Saved data entries
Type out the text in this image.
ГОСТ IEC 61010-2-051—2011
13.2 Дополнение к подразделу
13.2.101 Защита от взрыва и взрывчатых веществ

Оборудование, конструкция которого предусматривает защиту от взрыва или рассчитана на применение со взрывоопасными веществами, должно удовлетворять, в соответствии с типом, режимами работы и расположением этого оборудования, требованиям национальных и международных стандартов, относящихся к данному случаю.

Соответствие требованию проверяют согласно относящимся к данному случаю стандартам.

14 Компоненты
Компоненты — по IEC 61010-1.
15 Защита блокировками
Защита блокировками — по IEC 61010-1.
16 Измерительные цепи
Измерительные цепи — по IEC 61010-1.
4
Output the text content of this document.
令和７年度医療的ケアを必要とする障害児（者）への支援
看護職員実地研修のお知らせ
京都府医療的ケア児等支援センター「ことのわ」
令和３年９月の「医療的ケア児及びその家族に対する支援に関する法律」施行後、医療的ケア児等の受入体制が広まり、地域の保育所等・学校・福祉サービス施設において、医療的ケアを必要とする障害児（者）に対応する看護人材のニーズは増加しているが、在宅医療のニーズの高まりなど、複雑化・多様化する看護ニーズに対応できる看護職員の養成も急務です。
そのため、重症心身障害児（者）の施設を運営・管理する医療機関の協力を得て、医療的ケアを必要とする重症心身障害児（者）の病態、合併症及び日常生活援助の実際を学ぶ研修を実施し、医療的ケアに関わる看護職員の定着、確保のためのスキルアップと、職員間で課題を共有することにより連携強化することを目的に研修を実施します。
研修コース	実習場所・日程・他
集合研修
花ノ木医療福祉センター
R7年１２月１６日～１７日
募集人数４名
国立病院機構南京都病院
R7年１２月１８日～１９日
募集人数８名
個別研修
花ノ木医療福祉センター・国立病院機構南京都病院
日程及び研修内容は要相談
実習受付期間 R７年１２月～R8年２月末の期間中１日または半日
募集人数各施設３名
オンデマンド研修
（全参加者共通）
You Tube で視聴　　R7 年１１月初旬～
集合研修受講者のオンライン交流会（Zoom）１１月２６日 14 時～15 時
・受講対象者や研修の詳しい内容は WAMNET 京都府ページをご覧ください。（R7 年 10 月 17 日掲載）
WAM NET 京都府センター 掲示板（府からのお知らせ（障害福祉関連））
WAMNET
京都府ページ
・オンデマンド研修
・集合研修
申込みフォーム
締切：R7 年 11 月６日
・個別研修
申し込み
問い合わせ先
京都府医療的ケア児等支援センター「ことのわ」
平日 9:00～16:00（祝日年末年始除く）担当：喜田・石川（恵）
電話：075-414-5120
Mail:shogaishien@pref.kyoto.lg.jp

==

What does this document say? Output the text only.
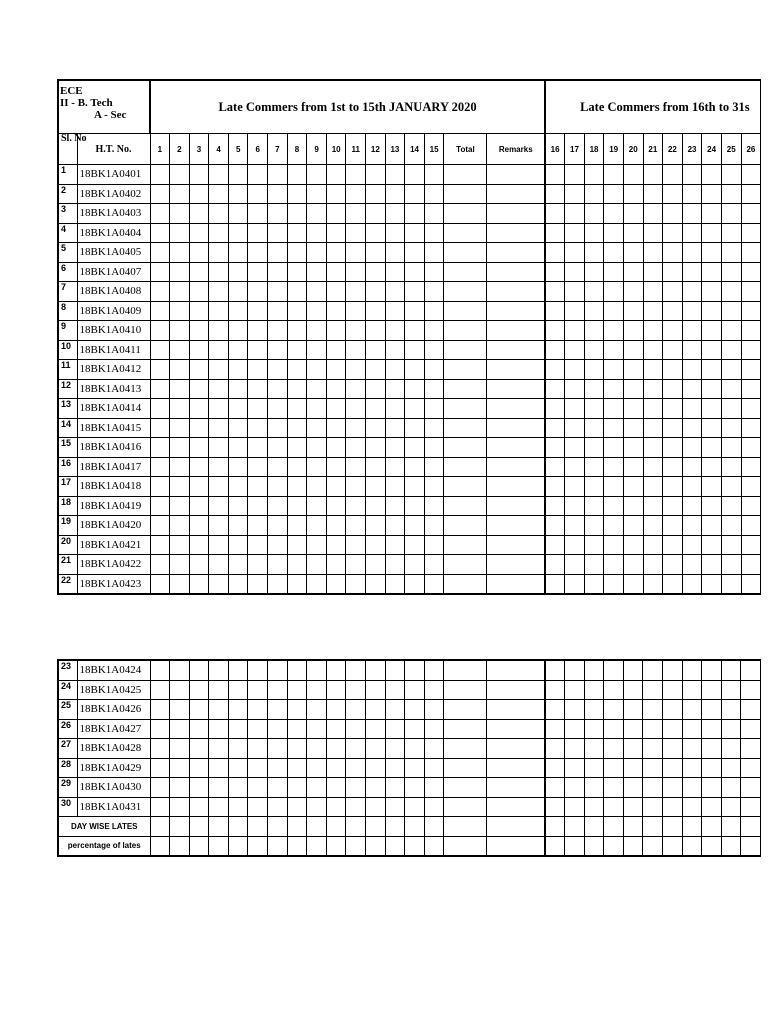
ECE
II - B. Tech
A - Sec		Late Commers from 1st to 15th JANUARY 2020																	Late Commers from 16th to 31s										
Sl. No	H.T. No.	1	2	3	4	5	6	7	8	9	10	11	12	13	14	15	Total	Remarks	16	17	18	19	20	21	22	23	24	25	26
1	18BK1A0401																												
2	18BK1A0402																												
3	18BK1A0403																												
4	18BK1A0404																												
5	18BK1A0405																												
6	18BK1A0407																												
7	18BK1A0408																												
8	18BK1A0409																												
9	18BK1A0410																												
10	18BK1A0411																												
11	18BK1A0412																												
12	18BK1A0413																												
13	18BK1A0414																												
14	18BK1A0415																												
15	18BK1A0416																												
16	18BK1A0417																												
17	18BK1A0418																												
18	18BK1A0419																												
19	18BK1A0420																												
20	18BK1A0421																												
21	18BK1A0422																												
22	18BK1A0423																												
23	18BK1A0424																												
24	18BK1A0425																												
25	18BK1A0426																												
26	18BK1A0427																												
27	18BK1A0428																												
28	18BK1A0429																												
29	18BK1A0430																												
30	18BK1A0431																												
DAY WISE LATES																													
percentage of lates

**Task requirements**
Collect every line above that contains the word "国立病院機構南京都病院".

**The response**
国立病院機構南京都病院
花ノ木医療福祉センター・国立病院機構南京都病院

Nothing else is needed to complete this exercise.